# Requirement
Pick out all lines with the word "label" from the records that follow.

(Raw records)

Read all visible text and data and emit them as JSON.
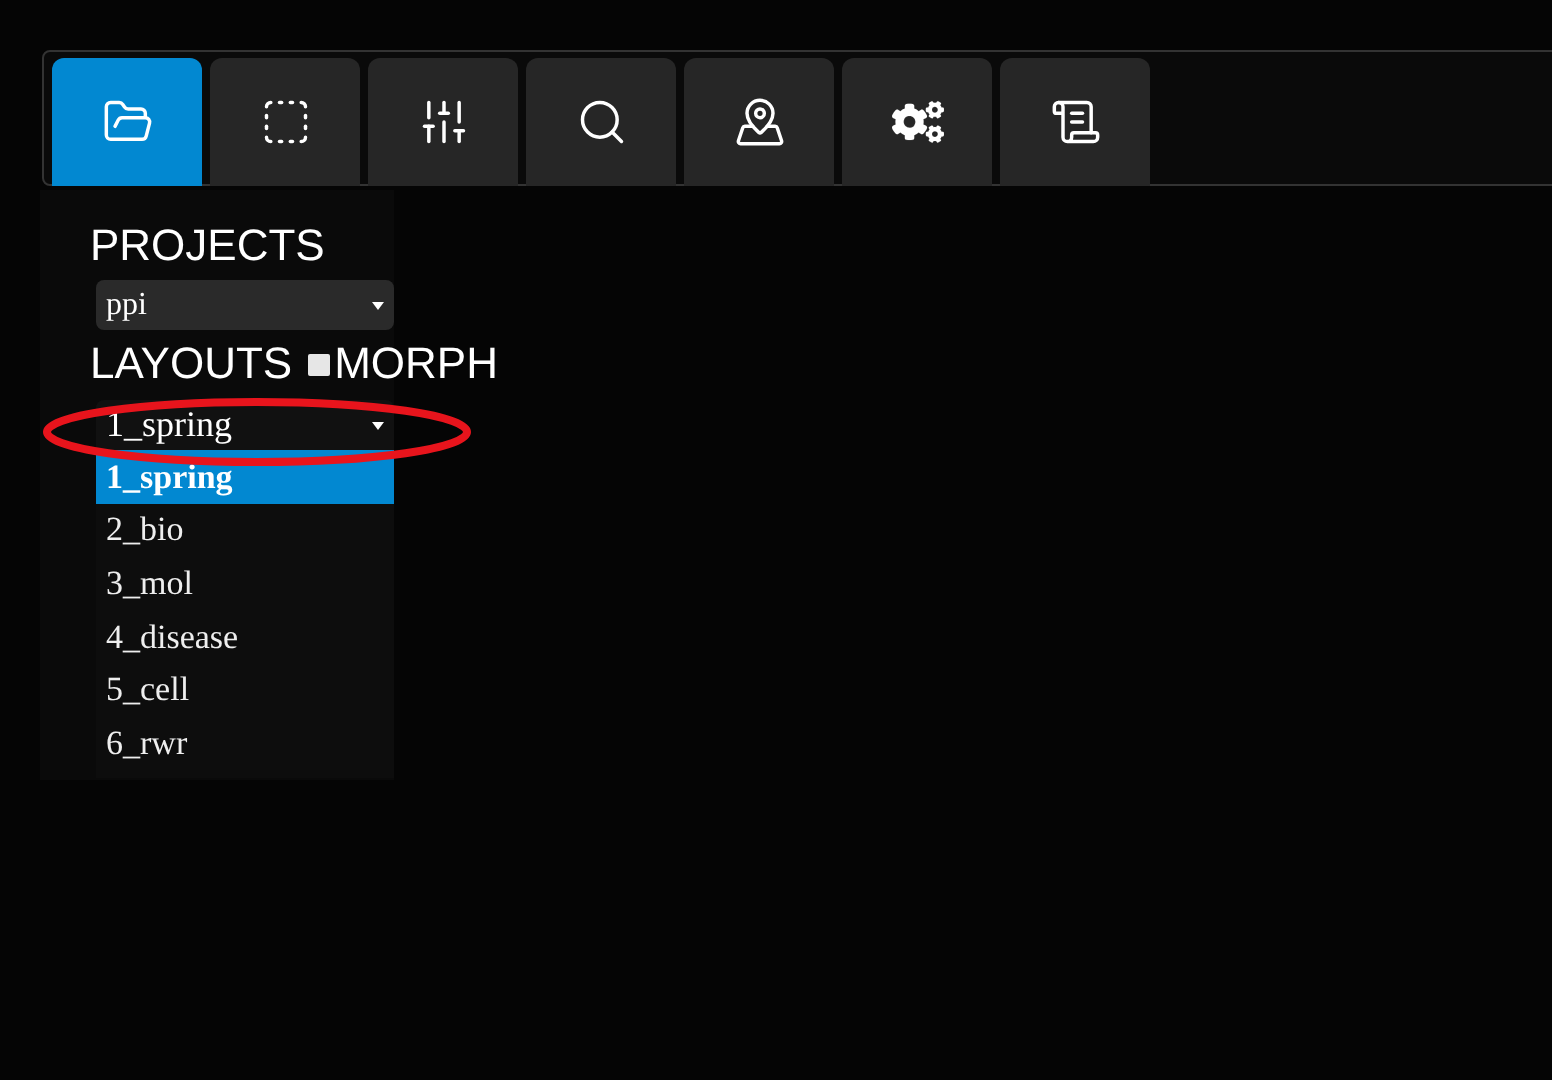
{
  "toolbar": [
    {
      "kind": "folder",
      "selected": true
    },
    {
      "kind": "select",
      "selected": false
    },
    {
      "kind": "sliders",
      "selected": false
    },
    {
      "kind": "search",
      "selected": false
    },
    {
      "kind": "pin",
      "selected": false
    },
    {
      "kind": "gears",
      "selected": false
    },
    {
      "kind": "scroll",
      "selected": false
    }
  ],
  "projects": {
    "label": "PROJECTS",
    "value": "ppi"
  },
  "layouts": {
    "label": "LAYOUTS",
    "morph": {
      "label": "MORPH",
      "checked": false
    },
    "value": "1_spring",
    "expanded": true,
    "options": [
      {
        "label": "1_spring",
        "selected": true
      },
      {
        "label": "2_bio",
        "selected": false
      },
      {
        "label": "3_mol",
        "selected": false
      },
      {
        "label": "4_disease",
        "selected": false
      },
      {
        "label": "5_cell",
        "selected": false
      },
      {
        "label": "6_rwr",
        "selected": false
      }
    ]
  }
}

# Exercise solution
    "label": "PROJECTS",
    "label": "LAYOUTS",
      "label": "MORPH",
        "label": "1_spring",
        "label": "2_bio",
        "label": "3_mol",
        "label": "4_disease",
        "label": "5_cell",
        "label": "6_rwr",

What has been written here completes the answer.